Give the number of lines in the listing that hold the word "JSON". Write nothing but that number.
[BEGIN The data]
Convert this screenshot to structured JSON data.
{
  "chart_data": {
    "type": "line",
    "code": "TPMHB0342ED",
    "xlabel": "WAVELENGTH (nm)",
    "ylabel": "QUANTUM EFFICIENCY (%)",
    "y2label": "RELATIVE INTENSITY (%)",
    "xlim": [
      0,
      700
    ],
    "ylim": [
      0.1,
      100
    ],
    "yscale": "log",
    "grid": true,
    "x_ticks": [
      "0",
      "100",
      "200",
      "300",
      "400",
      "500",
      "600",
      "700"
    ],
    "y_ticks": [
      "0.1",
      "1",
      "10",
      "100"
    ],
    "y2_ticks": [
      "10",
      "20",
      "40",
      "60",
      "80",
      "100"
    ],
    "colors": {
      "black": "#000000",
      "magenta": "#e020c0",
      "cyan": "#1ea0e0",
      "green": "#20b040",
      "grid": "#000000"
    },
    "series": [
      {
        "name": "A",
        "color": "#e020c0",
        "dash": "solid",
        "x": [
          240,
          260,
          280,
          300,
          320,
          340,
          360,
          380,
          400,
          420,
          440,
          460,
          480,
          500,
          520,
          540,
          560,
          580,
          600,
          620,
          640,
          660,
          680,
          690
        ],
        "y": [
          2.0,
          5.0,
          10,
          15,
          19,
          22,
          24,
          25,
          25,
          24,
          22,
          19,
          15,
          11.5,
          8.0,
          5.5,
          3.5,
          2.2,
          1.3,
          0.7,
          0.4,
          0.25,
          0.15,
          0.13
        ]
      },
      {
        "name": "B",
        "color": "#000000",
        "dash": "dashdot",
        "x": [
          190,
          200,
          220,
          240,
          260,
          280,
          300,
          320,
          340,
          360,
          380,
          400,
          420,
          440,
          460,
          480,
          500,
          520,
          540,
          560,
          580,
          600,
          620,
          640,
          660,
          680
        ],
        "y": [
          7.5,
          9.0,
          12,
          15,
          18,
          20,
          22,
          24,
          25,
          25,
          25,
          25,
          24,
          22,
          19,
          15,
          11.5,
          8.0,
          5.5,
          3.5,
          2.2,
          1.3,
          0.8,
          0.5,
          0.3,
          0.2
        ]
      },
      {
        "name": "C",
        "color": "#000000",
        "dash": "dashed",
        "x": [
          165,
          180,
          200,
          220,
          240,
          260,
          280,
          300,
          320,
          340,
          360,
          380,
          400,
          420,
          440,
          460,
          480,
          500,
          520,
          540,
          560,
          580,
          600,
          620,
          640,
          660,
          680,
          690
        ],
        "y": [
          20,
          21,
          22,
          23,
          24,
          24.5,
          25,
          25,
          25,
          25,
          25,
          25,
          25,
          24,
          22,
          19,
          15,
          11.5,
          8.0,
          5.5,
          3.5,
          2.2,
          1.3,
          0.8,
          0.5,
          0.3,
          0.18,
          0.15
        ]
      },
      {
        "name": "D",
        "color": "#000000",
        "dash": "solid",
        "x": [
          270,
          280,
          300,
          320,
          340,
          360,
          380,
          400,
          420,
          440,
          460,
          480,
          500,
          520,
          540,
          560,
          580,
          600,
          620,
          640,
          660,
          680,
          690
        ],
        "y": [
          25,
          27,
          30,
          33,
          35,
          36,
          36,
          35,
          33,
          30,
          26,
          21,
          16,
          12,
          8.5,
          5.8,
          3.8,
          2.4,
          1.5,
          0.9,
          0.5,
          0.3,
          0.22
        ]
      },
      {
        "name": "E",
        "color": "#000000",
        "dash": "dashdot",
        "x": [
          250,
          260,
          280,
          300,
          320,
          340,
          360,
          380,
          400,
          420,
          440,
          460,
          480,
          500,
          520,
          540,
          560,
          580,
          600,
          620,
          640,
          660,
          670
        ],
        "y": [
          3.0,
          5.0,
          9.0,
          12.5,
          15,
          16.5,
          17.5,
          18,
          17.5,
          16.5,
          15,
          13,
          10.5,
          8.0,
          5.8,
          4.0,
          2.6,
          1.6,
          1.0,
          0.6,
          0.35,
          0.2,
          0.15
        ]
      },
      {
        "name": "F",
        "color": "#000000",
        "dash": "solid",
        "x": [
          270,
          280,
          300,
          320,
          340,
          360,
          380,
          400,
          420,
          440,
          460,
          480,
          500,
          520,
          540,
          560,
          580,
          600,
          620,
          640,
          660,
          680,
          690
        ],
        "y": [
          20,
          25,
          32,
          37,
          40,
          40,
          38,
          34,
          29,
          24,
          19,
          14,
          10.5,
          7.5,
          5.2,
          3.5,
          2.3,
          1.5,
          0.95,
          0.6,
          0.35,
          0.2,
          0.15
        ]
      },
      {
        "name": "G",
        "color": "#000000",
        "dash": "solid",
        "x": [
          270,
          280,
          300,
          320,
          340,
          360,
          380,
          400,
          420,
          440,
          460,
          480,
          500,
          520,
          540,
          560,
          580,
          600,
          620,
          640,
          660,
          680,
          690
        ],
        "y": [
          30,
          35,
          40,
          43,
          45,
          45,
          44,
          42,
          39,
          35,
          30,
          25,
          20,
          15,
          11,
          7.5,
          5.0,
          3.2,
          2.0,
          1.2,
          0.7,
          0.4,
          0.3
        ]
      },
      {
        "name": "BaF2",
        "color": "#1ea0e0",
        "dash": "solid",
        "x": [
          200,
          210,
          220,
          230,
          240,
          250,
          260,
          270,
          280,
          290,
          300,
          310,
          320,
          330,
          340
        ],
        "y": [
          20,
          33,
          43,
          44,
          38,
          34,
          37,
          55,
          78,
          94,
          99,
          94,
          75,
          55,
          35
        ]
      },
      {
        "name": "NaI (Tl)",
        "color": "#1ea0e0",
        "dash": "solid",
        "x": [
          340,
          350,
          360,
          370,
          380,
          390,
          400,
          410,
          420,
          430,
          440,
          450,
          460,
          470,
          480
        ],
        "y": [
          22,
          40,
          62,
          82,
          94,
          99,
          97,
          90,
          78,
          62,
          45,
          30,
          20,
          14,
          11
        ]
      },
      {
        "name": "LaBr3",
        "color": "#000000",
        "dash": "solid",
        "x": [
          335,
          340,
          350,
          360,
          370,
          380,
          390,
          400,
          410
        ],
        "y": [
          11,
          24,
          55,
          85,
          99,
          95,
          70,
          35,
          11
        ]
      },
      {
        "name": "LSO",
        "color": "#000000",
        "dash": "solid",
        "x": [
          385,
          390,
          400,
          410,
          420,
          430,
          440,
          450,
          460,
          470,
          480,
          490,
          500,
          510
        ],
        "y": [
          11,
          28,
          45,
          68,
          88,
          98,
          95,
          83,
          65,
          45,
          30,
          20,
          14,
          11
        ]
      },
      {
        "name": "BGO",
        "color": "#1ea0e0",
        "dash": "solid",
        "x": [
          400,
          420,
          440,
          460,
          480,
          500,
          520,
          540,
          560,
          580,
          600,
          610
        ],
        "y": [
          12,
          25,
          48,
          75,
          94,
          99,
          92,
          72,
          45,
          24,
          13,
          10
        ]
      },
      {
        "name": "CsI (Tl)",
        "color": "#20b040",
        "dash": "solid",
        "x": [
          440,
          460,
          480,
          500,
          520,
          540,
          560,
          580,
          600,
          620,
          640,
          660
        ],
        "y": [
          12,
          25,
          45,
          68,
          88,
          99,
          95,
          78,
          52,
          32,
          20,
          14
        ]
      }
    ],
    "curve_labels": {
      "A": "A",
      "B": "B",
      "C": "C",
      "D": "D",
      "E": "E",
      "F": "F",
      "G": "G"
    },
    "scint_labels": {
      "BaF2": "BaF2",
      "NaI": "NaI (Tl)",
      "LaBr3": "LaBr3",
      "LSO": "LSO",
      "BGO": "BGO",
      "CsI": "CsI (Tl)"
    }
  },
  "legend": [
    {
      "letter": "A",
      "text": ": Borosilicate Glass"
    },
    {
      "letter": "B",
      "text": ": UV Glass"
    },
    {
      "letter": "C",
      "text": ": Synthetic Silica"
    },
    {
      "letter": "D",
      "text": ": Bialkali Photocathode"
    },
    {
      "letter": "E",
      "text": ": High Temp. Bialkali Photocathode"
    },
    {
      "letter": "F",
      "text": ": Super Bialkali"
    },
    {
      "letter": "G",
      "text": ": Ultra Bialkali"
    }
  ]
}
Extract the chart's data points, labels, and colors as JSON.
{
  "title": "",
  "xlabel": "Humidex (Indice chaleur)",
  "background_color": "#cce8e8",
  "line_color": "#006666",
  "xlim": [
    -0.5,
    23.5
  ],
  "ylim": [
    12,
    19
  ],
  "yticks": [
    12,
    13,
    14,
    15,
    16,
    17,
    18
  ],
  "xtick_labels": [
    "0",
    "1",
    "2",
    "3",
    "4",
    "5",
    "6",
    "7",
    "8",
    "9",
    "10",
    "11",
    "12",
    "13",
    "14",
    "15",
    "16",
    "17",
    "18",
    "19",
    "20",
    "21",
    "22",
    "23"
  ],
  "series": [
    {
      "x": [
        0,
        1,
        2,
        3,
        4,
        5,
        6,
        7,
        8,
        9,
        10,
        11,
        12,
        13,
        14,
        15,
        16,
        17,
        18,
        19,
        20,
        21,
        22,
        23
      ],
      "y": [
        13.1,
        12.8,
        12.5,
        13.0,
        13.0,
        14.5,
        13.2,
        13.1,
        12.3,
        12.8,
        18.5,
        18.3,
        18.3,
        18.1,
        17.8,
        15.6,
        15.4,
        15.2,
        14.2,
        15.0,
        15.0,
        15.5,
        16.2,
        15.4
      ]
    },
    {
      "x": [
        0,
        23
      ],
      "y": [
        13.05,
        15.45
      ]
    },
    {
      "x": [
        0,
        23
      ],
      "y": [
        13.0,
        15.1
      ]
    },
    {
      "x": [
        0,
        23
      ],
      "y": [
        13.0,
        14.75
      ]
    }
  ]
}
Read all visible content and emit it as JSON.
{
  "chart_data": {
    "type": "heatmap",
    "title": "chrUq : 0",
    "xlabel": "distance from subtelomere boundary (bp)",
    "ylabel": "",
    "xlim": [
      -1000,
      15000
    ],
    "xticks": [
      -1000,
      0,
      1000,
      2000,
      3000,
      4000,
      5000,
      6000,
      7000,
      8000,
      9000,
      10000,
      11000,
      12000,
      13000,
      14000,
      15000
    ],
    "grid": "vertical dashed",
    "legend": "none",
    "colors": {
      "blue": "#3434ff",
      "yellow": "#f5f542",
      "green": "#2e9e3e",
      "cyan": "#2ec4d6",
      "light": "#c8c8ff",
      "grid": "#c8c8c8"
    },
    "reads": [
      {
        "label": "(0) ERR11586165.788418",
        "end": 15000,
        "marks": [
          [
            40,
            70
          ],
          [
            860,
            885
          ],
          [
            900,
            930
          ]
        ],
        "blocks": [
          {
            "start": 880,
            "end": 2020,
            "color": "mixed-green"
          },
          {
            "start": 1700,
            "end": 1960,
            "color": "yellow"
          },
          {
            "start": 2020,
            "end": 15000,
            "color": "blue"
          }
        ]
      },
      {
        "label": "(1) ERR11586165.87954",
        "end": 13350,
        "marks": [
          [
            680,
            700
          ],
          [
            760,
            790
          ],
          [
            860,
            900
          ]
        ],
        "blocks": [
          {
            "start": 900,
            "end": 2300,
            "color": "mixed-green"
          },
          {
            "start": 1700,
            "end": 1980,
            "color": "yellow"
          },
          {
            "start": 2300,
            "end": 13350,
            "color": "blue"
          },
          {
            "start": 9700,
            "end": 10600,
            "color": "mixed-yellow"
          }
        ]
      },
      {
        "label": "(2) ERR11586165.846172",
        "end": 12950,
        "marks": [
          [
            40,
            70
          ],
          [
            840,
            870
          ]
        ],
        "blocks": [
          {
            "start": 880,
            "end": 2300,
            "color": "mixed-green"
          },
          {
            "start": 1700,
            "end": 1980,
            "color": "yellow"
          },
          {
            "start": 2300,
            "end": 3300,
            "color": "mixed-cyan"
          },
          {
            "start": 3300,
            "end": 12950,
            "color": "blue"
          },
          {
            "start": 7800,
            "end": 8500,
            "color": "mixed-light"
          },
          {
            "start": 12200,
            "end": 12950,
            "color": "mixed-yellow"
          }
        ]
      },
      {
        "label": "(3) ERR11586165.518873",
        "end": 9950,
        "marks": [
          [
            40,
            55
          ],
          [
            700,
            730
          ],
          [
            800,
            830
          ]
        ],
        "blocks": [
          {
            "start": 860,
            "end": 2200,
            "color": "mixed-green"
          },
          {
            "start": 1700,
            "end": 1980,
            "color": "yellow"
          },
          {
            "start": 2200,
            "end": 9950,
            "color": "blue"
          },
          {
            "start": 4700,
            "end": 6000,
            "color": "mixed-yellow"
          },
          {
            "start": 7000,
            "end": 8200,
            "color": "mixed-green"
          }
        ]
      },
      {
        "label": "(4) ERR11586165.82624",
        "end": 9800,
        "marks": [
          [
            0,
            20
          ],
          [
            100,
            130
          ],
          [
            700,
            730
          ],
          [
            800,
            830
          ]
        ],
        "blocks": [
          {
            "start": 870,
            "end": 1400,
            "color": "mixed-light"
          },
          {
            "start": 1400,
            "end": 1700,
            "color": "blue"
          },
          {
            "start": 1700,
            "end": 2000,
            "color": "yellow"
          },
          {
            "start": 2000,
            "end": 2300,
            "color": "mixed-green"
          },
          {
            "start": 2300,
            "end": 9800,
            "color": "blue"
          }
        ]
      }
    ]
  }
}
[END The data]
-- The output --
3